## Goal of the exercise
Copy out the material below line for line, changing nothing.

• • • • •

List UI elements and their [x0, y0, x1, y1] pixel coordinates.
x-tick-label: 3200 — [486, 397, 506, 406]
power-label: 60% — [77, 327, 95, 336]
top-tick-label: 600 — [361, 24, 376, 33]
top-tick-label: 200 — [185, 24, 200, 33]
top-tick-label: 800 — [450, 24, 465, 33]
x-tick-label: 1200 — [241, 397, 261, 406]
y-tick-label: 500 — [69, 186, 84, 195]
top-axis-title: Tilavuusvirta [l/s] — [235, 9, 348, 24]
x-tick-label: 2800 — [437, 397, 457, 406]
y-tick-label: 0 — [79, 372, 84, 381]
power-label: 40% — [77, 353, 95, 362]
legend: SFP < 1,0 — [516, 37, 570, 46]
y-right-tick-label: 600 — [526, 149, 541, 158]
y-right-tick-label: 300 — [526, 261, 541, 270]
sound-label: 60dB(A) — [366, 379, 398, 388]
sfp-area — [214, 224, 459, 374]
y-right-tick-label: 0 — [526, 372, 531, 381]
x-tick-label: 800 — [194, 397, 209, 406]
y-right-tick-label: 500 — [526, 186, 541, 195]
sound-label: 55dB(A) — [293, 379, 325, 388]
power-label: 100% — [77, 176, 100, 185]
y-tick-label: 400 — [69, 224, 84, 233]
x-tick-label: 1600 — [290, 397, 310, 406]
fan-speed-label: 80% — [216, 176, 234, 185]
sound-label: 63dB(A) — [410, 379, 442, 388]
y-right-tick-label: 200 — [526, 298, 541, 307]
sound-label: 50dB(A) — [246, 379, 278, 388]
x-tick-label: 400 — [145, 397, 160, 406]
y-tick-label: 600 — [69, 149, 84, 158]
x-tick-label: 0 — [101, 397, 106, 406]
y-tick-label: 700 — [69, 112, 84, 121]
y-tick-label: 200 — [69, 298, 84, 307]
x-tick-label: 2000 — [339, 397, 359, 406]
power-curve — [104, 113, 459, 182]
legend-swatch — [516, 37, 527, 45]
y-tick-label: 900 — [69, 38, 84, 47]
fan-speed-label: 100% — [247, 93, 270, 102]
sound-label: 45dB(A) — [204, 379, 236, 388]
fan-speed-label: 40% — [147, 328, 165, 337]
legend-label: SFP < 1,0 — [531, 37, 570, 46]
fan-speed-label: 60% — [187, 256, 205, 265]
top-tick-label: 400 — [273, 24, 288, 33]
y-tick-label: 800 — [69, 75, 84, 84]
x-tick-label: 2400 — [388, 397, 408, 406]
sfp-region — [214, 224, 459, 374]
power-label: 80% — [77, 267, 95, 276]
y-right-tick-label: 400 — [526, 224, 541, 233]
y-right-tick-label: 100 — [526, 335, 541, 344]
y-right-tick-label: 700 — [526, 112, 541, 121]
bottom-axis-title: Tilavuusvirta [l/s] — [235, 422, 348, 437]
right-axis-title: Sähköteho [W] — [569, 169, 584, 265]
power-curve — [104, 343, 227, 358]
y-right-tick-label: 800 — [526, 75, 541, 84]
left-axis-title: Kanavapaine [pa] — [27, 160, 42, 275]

• • • • •

## Final result
List UI elements and their [x0, y0, x1, y1] pixel coordinates.
x-tick-label: 3200 — [486, 397, 506, 406]
power-label: 60% — [77, 327, 95, 336]
top-tick-label: 600 — [361, 24, 376, 33]
top-tick-label: 200 — [185, 24, 200, 33]
top-tick-label: 800 — [450, 24, 465, 33]
x-tick-label: 1200 — [241, 397, 261, 406]
y-tick-label: 500 — [69, 186, 84, 195]
top-axis-title: Tilavuusvirta [l/s] — [235, 9, 348, 24]
x-tick-label: 2800 — [437, 397, 457, 406]
y-tick-label: 0 — [79, 372, 84, 381]
power-label: 40% — [77, 353, 95, 362]
legend: SFP < 1,0 — [516, 37, 570, 46]
y-right-tick-label: 600 — [526, 149, 541, 158]
y-right-tick-label: 300 — [526, 261, 541, 270]
sound-label: 60dB(A) — [366, 379, 398, 388]
sfp-area — [214, 224, 459, 374]
y-right-tick-label: 0 — [526, 372, 531, 381]
x-tick-label: 800 — [194, 397, 209, 406]
y-right-tick-label: 500 — [526, 186, 541, 195]
sound-label: 55dB(A) — [293, 379, 325, 388]
power-label: 100% — [77, 176, 100, 185]
y-tick-label: 400 — [69, 224, 84, 233]
x-tick-label: 1600 — [290, 397, 310, 406]
fan-speed-label: 80% — [216, 176, 234, 185]
sound-label: 63dB(A) — [410, 379, 442, 388]
y-right-tick-label: 200 — [526, 298, 541, 307]
sound-label: 50dB(A) — [246, 379, 278, 388]
x-tick-label: 400 — [145, 397, 160, 406]
y-tick-label: 600 — [69, 149, 84, 158]
x-tick-label: 0 — [101, 397, 106, 406]
y-tick-label: 700 — [69, 112, 84, 121]
y-tick-label: 200 — [69, 298, 84, 307]
x-tick-label: 2000 — [339, 397, 359, 406]
power-curve — [104, 113, 459, 182]
legend-swatch — [516, 37, 527, 45]
y-tick-label: 900 — [69, 38, 84, 47]
fan-speed-label: 100% — [247, 93, 270, 102]
sound-label: 45dB(A) — [204, 379, 236, 388]
fan-speed-label: 40% — [147, 328, 165, 337]
legend-label: SFP < 1,0 — [531, 37, 570, 46]
fan-speed-label: 60% — [187, 256, 205, 265]
top-tick-label: 400 — [273, 24, 288, 33]
y-tick-label: 800 — [69, 75, 84, 84]
x-tick-label: 2400 — [388, 397, 408, 406]
sfp-region — [214, 224, 459, 374]
power-label: 80% — [77, 267, 95, 276]
y-right-tick-label: 400 — [526, 224, 541, 233]
y-right-tick-label: 100 — [526, 335, 541, 344]
y-right-tick-label: 700 — [526, 112, 541, 121]
bottom-axis-title: Tilavuusvirta [l/s] — [235, 422, 348, 437]
right-axis-title: Sähköteho [W] — [569, 169, 584, 265]
power-curve — [104, 343, 227, 358]
y-right-tick-label: 800 — [526, 75, 541, 84]
left-axis-title: Kanavapaine [pa] — [27, 160, 42, 275]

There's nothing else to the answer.